◆ **What is needed**:
Copy all the entries below exactly, but not the pictures.

***** Records for the exercise *****

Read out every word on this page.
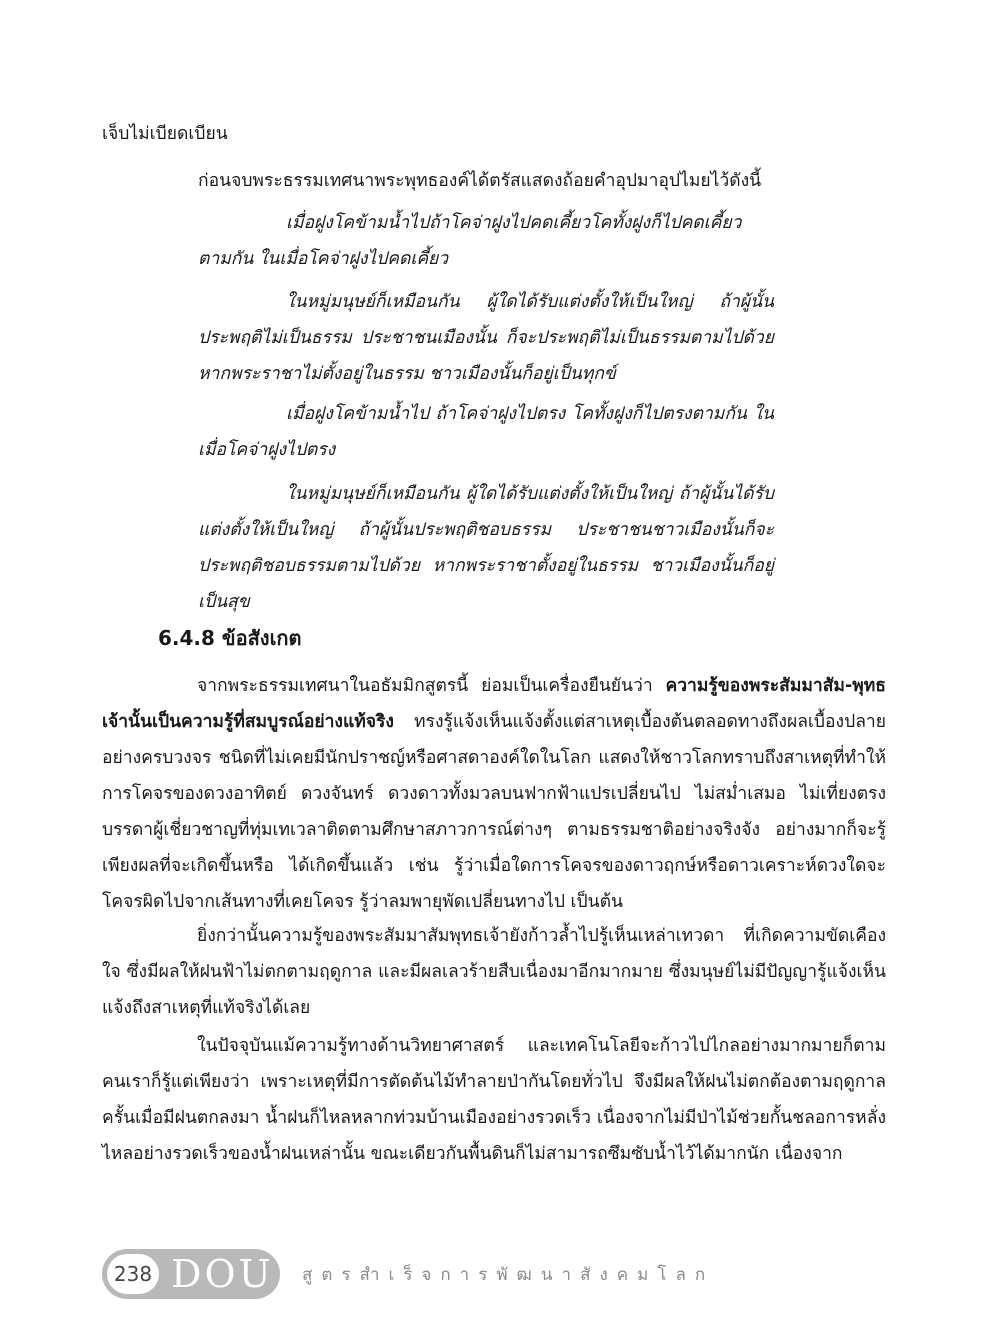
เจ็บไม่เบียดเบียน

ก่อนจบพระธรรมเทศนาพระพุทธองค์ได้ตรัสแสดงถ้อยคำอุปมาอุปไมยไว้ดังนี้

เมื่อฝูงโคข้ามน้ำไปถ้าโคจ่าฝูงไปคดเคี้ยวโคทั้งฝูงก็ไปคดเคี้ยวตามกัน ในเมื่อโคจ่าฝูงไปคดเคี้ยว

ในหมู่มนุษย์ก็เหมือนกัน ผู้ใดได้รับแต่งตั้งให้เป็นใหญ่ ถ้าผู้นั้นประพฤติไม่เป็นธรรม ประชาชนเมืองนั้น ก็จะประพฤติไม่เป็นธรรมตามไปด้วย หากพระราชาไม่ตั้งอยู่ในธรรม ชาวเมืองนั้นก็อยู่เป็นทุกข์

เมื่อฝูงโคข้ามน้ำไป ถ้าโคจ่าฝูงไปตรง โคทั้งฝูงก็ไปตรงตามกัน ในเมื่อโคจ่าฝูงไปตรง

ในหมู่มนุษย์ก็เหมือนกัน ผู้ใดได้รับแต่งตั้งให้เป็นใหญ่ ถ้าผู้นั้นได้รับแต่งตั้งให้เป็นใหญ่ ถ้าผู้นั้นประพฤติชอบธรรม ประชาชนชาวเมืองนั้นก็จะประพฤติชอบธรรมตามไปด้วย หากพระราชาตั้งอยู่ในธรรม ชาวเมืองนั้นก็อยู่เป็นสุข

6.4.8 ข้อสังเกต

จากพระธรรมเทศนาในอธัมมิกสูตรนี้ ย่อมเป็นเครื่องยืนยันว่า ความรู้ของพระสัมมาสัม-พุทธเจ้านั้นเป็นความรู้ที่สมบูรณ์อย่างแท้จริง ทรงรู้แจ้งเห็นแจ้งตั้งแต่สาเหตุเบื้องต้นตลอดทางถึงผลเบื้องปลายอย่างครบวงจร ชนิดที่ไม่เคยมีนักปราชญ์หรือศาสดาองค์ใดในโลก แสดงให้ชาวโลกทราบถึงสาเหตุที่ทำให้การโคจรของดวงอาทิตย์ ดวงจันทร์ ดวงดาวทั้งมวลบนฟากฟ้าแปรเปลี่ยนไป ไม่สม่ำเสมอ ไม่เที่ยงตรง บรรดาผู้เชี่ยวชาญที่ทุ่มเทเวลาติดตามศึกษาสภาวการณ์ต่างๆ ตามธรรมชาติอย่างจริงจัง อย่างมากก็จะรู้เพียงผลที่จะเกิดขึ้นหรือ ได้เกิดขึ้นแล้ว เช่น รู้ว่าเมื่อใดการโคจรของดาวฤกษ์หรือดาวเคราะห์ดวงใดจะโคจรผิดไปจากเส้นทางที่เคยโคจร รู้ว่าลมพายุพัดเปลี่ยนทางไป เป็นต้น

ยิ่งกว่านั้นความรู้ของพระสัมมาสัมพุทธเจ้ายังก้าวล้ำไปรู้เห็นเหล่าเทวดา ที่เกิดความขัดเคืองใจ ซึ่งมีผลให้ฝนฟ้าไม่ตกตามฤดูกาล และมีผลเลวร้ายสืบเนื่องมาอีกมากมาย ซึ่งมนุษย์ไม่มีปัญญารู้แจ้งเห็นแจ้งถึงสาเหตุที่แท้จริงได้เลย

ในปัจจุบันแม้ความรู้ทางด้านวิทยาศาสตร์ และเทคโนโลยีจะก้าวไปไกลอย่างมากมายก็ตาม คนเราก็รู้แต่เพียงว่า เพราะเหตุที่มีการตัดต้นไม้ทำลายป่ากันโดยทั่วไป จึงมีผลให้ฝนไม่ตกต้องตามฤดูกาล ครั้นเมื่อมีฝนตกลงมา น้ำฝนก็ไหลหลากท่วมบ้านเมืองอย่างรวดเร็ว เนื่องจากไม่มีป่าไม้ช่วยกั้นชลอการหลั่งไหลอย่างรวดเร็วของน้ำฝนเหล่านั้น ขณะเดียวกันพื้นดินก็ไม่สามารถซึมซับน้ำไว้ได้มากนัก เนื่องจาก

238 DOU สูตรสำเร็จการพัฒนาสังคมโลก
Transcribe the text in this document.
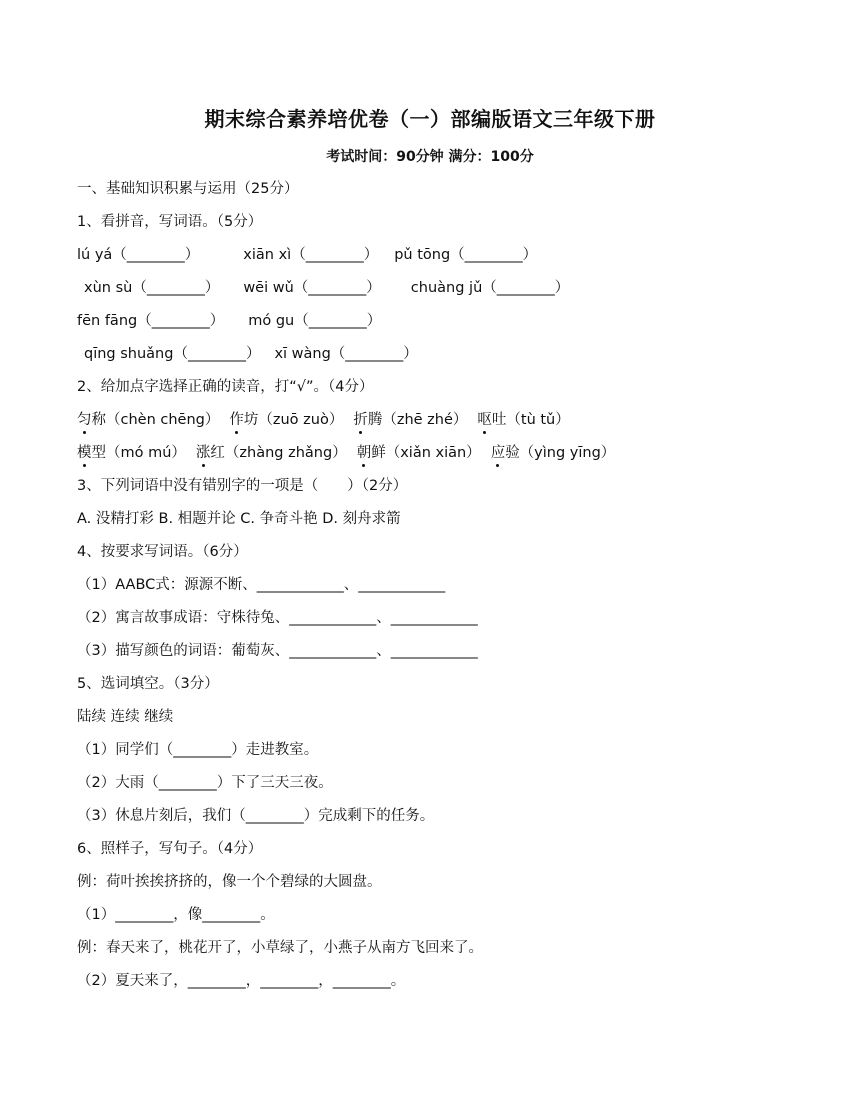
期末综合素养培优卷（一）部编版语文三年级下册
考试时间：90分钟 满分：100分
一、基础知识积累与运用（25分）
1、看拼音，写词语。（5分）
lú yá（________）	xiān xì（________） pǔ tōng（________）
xùn sù（________） wēi wǔ（________） chuàng jǔ（________）
fēn fāng（________） mó gu（________）
qīng shuǎng（________） xī wàng（________）
2、给加点字选择正确的读音，打“√”。（4分）
匀称（chèn chēng） 作坊（zuō zuò） 折腾（zhē zhé） 呕吐（tù tǔ）
模型（mó mú） 涨红（zhàng zhǎng） 朝鲜（xiǎn xiān） 应验（yìng yīng）
3、下列词语中没有错别字的一项是（　　）（2分）
A. 没精打彩 B. 相题并论 C. 争奇斗艳 D. 刻舟求箭
4、按要求写词语。（6分）
（1）AABC式：源源不断、____________、____________
（2）寓言故事成语：守株待兔、____________、____________
（3）描写颜色的词语：葡萄灰、____________、____________
5、选词填空。（3分）
陆续 连续 继续
（1）同学们（________）走进教室。
（2）大雨（________）下了三天三夜。
（3）休息片刻后，我们（________）完成剩下的任务。
6、照样子，写句子。（4分）
例：荷叶挨挨挤挤的，像一个个碧绿的大圆盘。
（1）________，像________。
例：春天来了，桃花开了，小草绿了，小燕子从南方飞回来了。
（2）夏天来了，________，________，________。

*****

◆ **Full solution**:
Read out every word on this page.
เจ็บไม่เบียดเบียน

ก่อนจบพระธรรมเทศนาพระพุทธองค์ได้ตรัสแสดงถ้อยคำอุปมาอุปไมยไว้ดังนี้

เมื่อฝูงโคข้ามน้ำไปถ้าโคจ่าฝูงไปคดเคี้ยวโคทั้งฝูงก็ไปคดเคี้ยวตามกัน ในเมื่อโคจ่าฝูงไปคดเคี้ยว

ในหมู่มนุษย์ก็เหมือนกัน ผู้ใดได้รับแต่งตั้งให้เป็นใหญ่ ถ้าผู้นั้นประพฤติไม่เป็นธรรม ประชาชนเมืองนั้น ก็จะประพฤติไม่เป็นธรรมตามไปด้วย หากพระราชาไม่ตั้งอยู่ในธรรม ชาวเมืองนั้นก็อยู่เป็นทุกข์

เมื่อฝูงโคข้ามน้ำไป ถ้าโคจ่าฝูงไปตรง โคทั้งฝูงก็ไปตรงตามกัน ในเมื่อโคจ่าฝูงไปตรง

ในหมู่มนุษย์ก็เหมือนกัน ผู้ใดได้รับแต่งตั้งให้เป็นใหญ่ ถ้าผู้นั้นได้รับแต่งตั้งให้เป็นใหญ่ ถ้าผู้นั้นประพฤติชอบธรรม ประชาชนชาวเมืองนั้นก็จะประพฤติชอบธรรมตามไปด้วย หากพระราชาตั้งอยู่ในธรรม ชาวเมืองนั้นก็อยู่เป็นสุข

6.4.8 ข้อสังเกต

จากพระธรรมเทศนาในอธัมมิกสูตรนี้ ย่อมเป็นเครื่องยืนยันว่า ความรู้ของพระสัมมาสัม-พุทธเจ้านั้นเป็นความรู้ที่สมบูรณ์อย่างแท้จริง ทรงรู้แจ้งเห็นแจ้งตั้งแต่สาเหตุเบื้องต้นตลอดทางถึงผลเบื้องปลายอย่างครบวงจร ชนิดที่ไม่เคยมีนักปราชญ์หรือศาสดาองค์ใดในโลก แสดงให้ชาวโลกทราบถึงสาเหตุที่ทำให้การโคจรของดวงอาทิตย์ ดวงจันทร์ ดวงดาวทั้งมวลบนฟากฟ้าแปรเปลี่ยนไป ไม่สม่ำเสมอ ไม่เที่ยงตรง บรรดาผู้เชี่ยวชาญที่ทุ่มเทเวลาติดตามศึกษาสภาวการณ์ต่างๆ ตามธรรมชาติอย่างจริงจัง อย่างมากก็จะรู้เพียงผลที่จะเกิดขึ้นหรือ ได้เกิดขึ้นแล้ว เช่น รู้ว่าเมื่อใดการโคจรของดาวฤกษ์หรือดาวเคราะห์ดวงใดจะโคจรผิดไปจากเส้นทางที่เคยโคจร รู้ว่าลมพายุพัดเปลี่ยนทางไป เป็นต้น

ยิ่งกว่านั้นความรู้ของพระสัมมาสัมพุทธเจ้ายังก้าวล้ำไปรู้เห็นเหล่าเทวดา ที่เกิดความขัดเคืองใจ ซึ่งมีผลให้ฝนฟ้าไม่ตกตามฤดูกาล และมีผลเลวร้ายสืบเนื่องมาอีกมากมาย ซึ่งมนุษย์ไม่มีปัญญารู้แจ้งเห็นแจ้งถึงสาเหตุที่แท้จริงได้เลย

ในปัจจุบันแม้ความรู้ทางด้านวิทยาศาสตร์ และเทคโนโลยีจะก้าวไปไกลอย่างมากมายก็ตาม คนเราก็รู้แต่เพียงว่า เพราะเหตุที่มีการตัดต้นไม้ทำลายป่ากันโดยทั่วไป จึงมีผลให้ฝนไม่ตกต้องตามฤดูกาล ครั้นเมื่อมีฝนตกลงมา น้ำฝนก็ไหลหลากท่วมบ้านเมืองอย่างรวดเร็ว เนื่องจากไม่มีป่าไม้ช่วยกั้นชลอการหลั่งไหลอย่างรวดเร็วของน้ำฝนเหล่านั้น ขณะเดียวกันพื้นดินก็ไม่สามารถซึมซับน้ำไว้ได้มากนัก เนื่องจาก

238 DOU สูตรสำเร็จการพัฒนาสังคมโลก
Transcribe the text in this document.
期末综合素养培优卷（一）部编版语文三年级下册
考试时间：90分钟 满分：100分
一、基础知识积累与运用（25分）
1、看拼音，写词语。（5分）
lú yá（________）	xiān xì（________） pǔ tōng（________）
xùn sù（________） wēi wǔ（________） chuàng jǔ（________）
fēn fāng（________） mó gu（________）
qīng shuǎng（________） xī wàng（________）
2、给加点字选择正确的读音，打“√”。（4分）
匀称（chèn chēng） 作坊（zuō zuò） 折腾（zhē zhé） 呕吐（tù tǔ）
模型（mó mú） 涨红（zhàng zhǎng） 朝鲜（xiǎn xiān） 应验（yìng yīng）
3、下列词语中没有错别字的一项是（　　）（2分）
A. 没精打彩 B. 相题并论 C. 争奇斗艳 D. 刻舟求箭
4、按要求写词语。（6分）
（1）AABC式：源源不断、____________、____________
（2）寓言故事成语：守株待兔、____________、____________
（3）描写颜色的词语：葡萄灰、____________、____________
5、选词填空。（3分）
陆续 连续 继续
（1）同学们（________）走进教室。
（2）大雨（________）下了三天三夜。
（3）休息片刻后，我们（________）完成剩下的任务。
6、照样子，写句子。（4分）
例：荷叶挨挨挤挤的，像一个个碧绿的大圆盘。
（1）________，像________。
例：春天来了，桃花开了，小草绿了，小燕子从南方飞回来了。
（2）夏天来了，________，________，________。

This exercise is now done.